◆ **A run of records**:
────

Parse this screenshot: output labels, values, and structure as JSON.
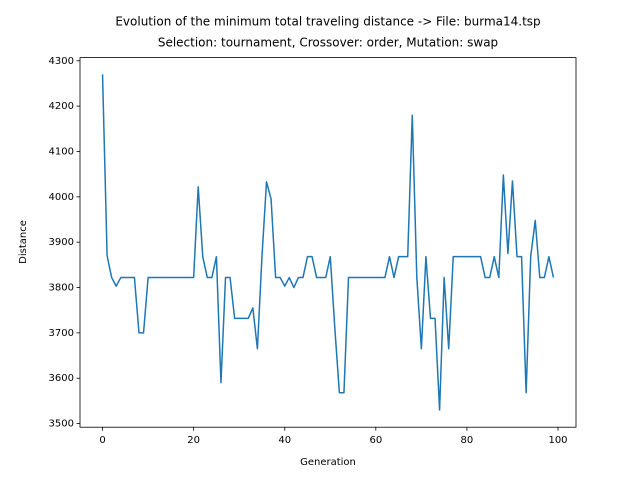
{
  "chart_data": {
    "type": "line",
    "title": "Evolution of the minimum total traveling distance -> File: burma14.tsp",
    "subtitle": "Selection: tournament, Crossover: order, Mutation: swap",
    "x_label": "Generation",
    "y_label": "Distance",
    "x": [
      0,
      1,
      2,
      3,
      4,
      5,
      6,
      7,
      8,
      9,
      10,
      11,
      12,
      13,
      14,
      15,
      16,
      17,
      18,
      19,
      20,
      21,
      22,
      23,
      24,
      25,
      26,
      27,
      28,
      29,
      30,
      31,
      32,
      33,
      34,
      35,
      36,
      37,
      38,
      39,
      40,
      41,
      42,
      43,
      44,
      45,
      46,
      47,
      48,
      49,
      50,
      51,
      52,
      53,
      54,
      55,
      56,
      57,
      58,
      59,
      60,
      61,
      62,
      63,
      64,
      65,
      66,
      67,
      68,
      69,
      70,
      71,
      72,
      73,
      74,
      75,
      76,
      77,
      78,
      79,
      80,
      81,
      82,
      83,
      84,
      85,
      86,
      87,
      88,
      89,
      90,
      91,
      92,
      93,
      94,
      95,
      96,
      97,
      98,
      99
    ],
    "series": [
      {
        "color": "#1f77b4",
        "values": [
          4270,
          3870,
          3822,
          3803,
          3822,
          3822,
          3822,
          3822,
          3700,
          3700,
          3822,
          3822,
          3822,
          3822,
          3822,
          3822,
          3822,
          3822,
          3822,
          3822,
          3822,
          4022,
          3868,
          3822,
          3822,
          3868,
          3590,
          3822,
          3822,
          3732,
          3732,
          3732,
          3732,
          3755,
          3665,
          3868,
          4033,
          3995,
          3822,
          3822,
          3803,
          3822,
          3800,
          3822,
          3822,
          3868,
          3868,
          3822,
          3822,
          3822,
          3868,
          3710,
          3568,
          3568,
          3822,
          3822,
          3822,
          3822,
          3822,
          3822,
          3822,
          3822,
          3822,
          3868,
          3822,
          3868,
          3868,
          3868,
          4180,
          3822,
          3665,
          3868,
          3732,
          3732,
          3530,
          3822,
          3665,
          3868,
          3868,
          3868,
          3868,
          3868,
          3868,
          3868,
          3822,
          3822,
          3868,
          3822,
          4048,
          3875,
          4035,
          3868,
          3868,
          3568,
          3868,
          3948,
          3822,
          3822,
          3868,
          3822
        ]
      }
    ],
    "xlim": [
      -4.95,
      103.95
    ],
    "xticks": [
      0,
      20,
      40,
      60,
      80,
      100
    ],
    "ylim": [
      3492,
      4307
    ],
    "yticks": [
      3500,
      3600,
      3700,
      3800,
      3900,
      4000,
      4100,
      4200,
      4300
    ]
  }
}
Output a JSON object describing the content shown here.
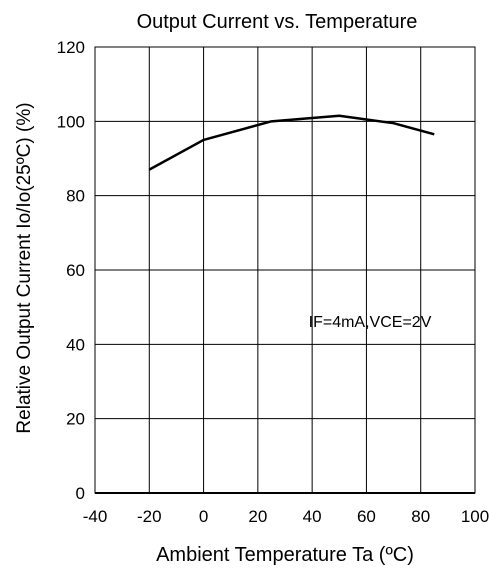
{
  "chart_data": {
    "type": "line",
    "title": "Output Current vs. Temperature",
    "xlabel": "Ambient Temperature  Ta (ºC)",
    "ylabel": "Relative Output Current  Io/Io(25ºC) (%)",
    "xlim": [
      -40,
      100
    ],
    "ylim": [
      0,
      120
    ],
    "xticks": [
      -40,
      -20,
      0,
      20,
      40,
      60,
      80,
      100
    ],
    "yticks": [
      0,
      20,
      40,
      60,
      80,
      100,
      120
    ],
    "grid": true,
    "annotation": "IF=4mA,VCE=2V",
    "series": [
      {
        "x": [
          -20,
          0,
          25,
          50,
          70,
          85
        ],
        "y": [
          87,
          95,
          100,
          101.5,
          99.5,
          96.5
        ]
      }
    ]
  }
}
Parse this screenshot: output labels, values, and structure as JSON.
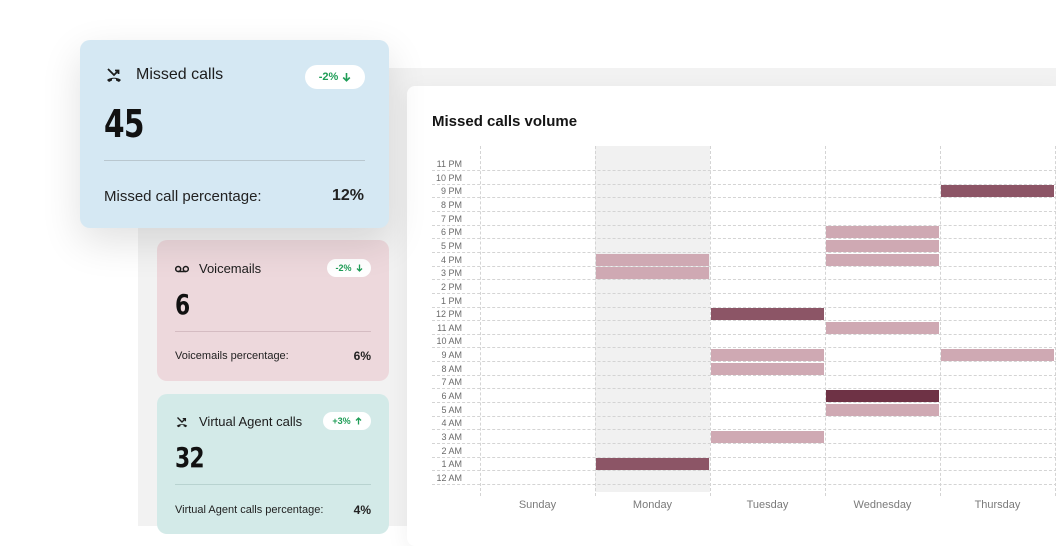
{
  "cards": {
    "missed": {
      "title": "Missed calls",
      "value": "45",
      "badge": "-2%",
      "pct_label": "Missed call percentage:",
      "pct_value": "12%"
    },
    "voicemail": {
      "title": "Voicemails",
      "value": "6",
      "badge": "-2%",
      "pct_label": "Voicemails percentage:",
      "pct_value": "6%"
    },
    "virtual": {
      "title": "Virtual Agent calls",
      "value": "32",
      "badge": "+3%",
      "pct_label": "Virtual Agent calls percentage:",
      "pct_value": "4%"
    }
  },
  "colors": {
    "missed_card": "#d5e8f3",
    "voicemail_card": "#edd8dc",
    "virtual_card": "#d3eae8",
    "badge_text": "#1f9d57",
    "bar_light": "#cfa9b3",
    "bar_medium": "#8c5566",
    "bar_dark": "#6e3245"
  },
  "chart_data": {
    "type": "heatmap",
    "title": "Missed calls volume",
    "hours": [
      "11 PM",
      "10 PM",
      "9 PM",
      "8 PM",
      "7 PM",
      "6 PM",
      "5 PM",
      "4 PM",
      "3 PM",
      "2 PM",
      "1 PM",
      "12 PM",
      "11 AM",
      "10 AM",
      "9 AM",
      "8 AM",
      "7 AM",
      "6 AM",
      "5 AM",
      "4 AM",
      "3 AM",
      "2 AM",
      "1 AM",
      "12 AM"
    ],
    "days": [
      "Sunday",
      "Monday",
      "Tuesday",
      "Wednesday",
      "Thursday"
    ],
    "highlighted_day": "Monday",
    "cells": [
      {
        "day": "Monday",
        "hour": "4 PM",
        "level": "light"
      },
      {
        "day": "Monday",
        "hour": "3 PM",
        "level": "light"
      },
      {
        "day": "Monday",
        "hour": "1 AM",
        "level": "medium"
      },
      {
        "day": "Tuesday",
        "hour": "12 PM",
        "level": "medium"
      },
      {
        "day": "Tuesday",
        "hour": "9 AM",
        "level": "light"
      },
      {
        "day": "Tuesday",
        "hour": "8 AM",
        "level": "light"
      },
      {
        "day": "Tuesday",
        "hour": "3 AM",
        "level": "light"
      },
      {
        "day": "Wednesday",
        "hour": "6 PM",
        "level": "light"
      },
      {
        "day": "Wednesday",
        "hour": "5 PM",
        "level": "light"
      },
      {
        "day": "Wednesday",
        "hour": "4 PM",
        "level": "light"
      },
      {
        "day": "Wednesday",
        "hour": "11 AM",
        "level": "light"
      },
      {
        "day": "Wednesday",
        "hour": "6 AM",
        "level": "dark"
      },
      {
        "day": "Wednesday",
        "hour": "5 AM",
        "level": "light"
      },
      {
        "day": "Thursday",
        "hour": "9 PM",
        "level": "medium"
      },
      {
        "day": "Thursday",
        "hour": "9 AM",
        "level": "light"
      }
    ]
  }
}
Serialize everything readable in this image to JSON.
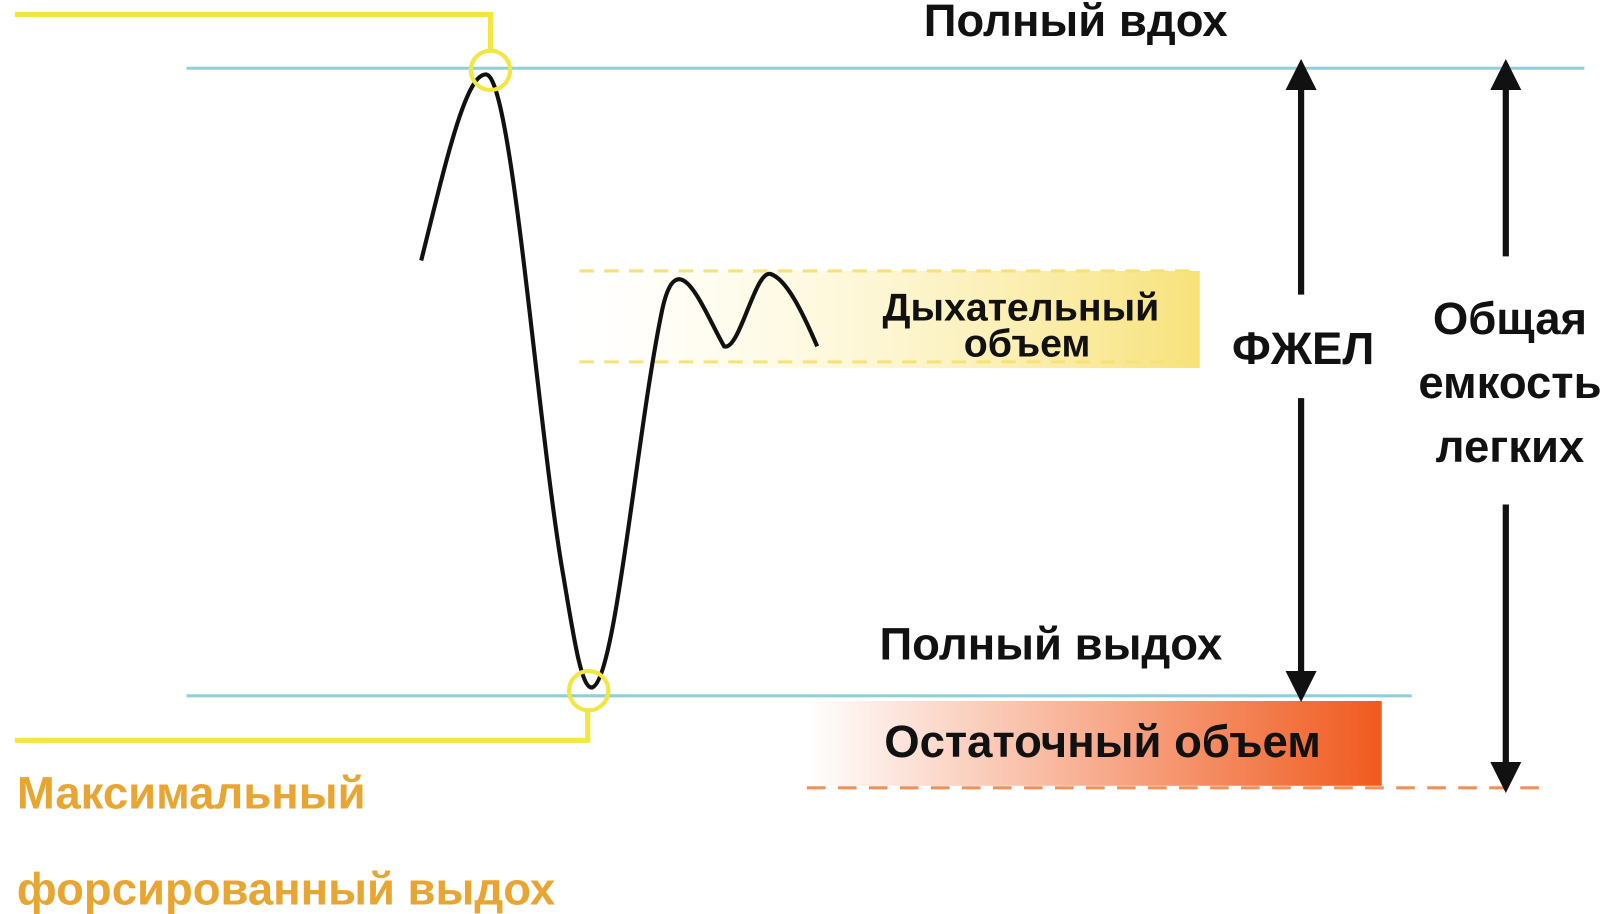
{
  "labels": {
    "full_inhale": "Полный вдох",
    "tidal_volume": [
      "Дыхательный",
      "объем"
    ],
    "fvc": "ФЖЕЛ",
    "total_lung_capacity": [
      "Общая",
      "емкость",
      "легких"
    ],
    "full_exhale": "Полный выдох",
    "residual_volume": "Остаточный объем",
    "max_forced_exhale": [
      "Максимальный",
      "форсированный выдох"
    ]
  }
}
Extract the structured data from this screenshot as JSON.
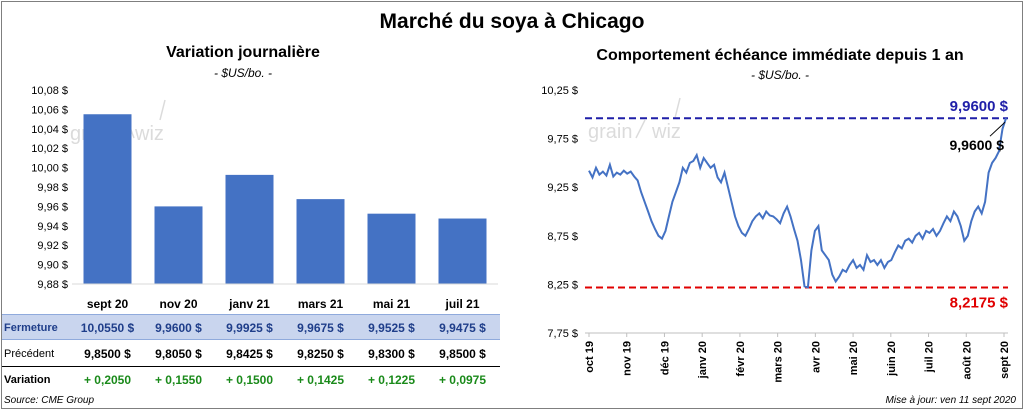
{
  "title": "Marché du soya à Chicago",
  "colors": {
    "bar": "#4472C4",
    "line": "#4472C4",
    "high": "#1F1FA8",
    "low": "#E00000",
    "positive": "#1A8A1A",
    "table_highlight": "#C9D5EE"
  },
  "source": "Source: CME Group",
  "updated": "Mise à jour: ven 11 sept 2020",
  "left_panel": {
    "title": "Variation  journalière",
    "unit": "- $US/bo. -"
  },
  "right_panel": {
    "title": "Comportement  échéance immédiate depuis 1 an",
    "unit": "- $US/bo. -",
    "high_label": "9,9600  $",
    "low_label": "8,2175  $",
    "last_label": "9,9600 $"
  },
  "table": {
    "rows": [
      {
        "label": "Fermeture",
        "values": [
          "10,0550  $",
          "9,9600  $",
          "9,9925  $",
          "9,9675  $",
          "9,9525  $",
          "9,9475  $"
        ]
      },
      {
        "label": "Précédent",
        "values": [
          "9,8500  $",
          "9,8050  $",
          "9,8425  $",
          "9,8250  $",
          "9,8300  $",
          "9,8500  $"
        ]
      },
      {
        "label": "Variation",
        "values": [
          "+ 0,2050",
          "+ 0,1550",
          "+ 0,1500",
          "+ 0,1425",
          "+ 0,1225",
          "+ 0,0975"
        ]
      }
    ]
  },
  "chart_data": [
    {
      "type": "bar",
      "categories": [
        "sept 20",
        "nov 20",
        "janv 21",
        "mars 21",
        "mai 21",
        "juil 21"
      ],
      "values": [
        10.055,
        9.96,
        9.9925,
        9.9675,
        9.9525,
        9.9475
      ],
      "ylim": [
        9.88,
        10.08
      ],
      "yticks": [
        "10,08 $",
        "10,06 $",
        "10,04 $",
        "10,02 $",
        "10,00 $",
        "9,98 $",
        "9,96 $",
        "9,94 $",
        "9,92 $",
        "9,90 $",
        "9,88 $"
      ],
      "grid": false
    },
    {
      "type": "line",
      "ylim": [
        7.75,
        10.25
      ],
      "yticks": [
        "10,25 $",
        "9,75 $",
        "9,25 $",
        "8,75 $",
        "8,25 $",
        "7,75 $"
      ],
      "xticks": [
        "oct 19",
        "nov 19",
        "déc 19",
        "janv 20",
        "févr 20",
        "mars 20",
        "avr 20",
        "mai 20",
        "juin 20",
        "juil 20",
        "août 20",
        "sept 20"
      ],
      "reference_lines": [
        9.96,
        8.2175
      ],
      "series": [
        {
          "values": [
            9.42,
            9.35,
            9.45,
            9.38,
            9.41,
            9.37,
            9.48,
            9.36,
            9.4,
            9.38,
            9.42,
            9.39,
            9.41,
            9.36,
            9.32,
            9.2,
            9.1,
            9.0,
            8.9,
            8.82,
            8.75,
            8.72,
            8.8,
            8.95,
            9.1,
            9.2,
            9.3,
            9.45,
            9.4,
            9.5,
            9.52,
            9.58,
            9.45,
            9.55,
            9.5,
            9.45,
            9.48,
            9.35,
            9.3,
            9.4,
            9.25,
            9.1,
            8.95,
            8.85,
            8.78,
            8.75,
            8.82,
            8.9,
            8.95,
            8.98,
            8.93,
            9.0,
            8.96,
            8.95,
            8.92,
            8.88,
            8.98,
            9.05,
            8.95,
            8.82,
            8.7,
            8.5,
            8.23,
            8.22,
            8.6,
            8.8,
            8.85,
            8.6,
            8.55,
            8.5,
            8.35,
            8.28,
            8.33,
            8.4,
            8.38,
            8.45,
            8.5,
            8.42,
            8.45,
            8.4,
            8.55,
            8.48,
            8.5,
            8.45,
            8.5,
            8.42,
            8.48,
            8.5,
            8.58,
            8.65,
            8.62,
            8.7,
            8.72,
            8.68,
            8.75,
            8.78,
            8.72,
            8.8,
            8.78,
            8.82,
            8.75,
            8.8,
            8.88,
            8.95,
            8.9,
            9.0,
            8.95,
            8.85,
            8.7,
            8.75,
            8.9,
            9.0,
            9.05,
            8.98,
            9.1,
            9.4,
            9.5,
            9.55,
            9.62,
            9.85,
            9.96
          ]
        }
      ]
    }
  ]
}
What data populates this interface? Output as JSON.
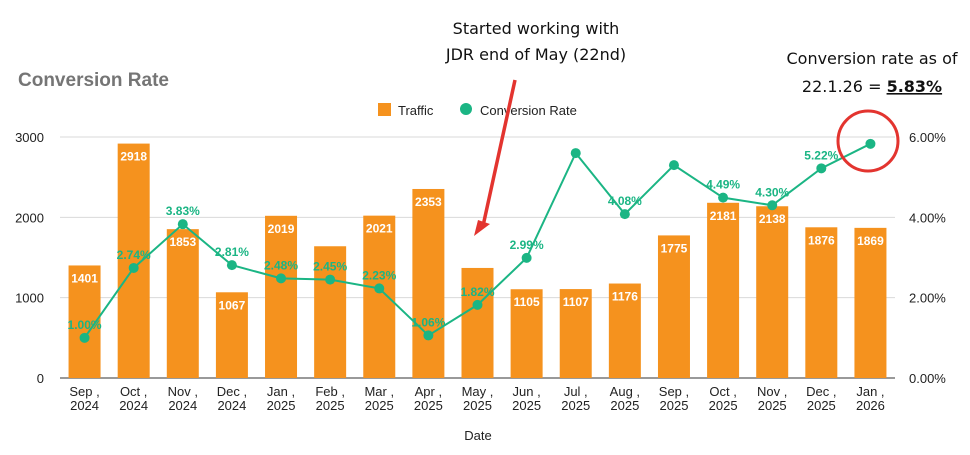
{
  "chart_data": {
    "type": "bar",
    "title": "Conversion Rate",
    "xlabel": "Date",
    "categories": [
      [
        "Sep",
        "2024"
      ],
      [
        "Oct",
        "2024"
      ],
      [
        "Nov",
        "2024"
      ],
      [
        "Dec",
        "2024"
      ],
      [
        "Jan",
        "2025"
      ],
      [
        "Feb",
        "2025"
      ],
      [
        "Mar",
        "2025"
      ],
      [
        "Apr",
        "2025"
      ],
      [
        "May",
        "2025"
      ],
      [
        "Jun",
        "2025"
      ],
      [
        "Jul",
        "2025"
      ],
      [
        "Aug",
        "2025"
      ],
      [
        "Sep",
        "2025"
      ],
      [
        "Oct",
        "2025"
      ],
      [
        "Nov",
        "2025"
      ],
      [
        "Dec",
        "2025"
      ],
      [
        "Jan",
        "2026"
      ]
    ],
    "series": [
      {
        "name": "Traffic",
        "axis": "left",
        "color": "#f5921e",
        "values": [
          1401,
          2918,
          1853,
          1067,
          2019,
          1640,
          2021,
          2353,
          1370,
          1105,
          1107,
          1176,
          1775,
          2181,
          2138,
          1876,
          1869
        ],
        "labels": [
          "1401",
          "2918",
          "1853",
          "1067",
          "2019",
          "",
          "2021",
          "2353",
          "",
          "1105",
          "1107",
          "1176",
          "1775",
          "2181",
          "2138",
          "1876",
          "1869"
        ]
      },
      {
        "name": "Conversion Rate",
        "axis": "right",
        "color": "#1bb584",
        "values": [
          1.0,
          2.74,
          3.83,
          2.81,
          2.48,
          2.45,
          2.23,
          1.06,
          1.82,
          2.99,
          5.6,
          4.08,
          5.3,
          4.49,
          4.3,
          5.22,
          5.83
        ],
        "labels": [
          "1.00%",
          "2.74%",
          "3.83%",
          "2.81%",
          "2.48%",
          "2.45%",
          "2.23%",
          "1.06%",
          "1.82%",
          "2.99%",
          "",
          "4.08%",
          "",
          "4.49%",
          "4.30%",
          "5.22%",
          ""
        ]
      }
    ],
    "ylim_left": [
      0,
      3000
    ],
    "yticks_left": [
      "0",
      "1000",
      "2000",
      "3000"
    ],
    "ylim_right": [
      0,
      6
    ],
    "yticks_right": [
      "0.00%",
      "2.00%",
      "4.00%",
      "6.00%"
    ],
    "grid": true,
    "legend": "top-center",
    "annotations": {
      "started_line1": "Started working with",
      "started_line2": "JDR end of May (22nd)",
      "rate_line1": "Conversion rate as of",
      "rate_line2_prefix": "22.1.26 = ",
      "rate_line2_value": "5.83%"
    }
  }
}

────

◆ **YOUR GOAL**:
Find the string "Полный" in the listing and return every line that holds it.

◆ **EXPECTED OUTPUT**:
    "full_inhale": "Полный вдох",
    "full_exhale": "Полный выдох",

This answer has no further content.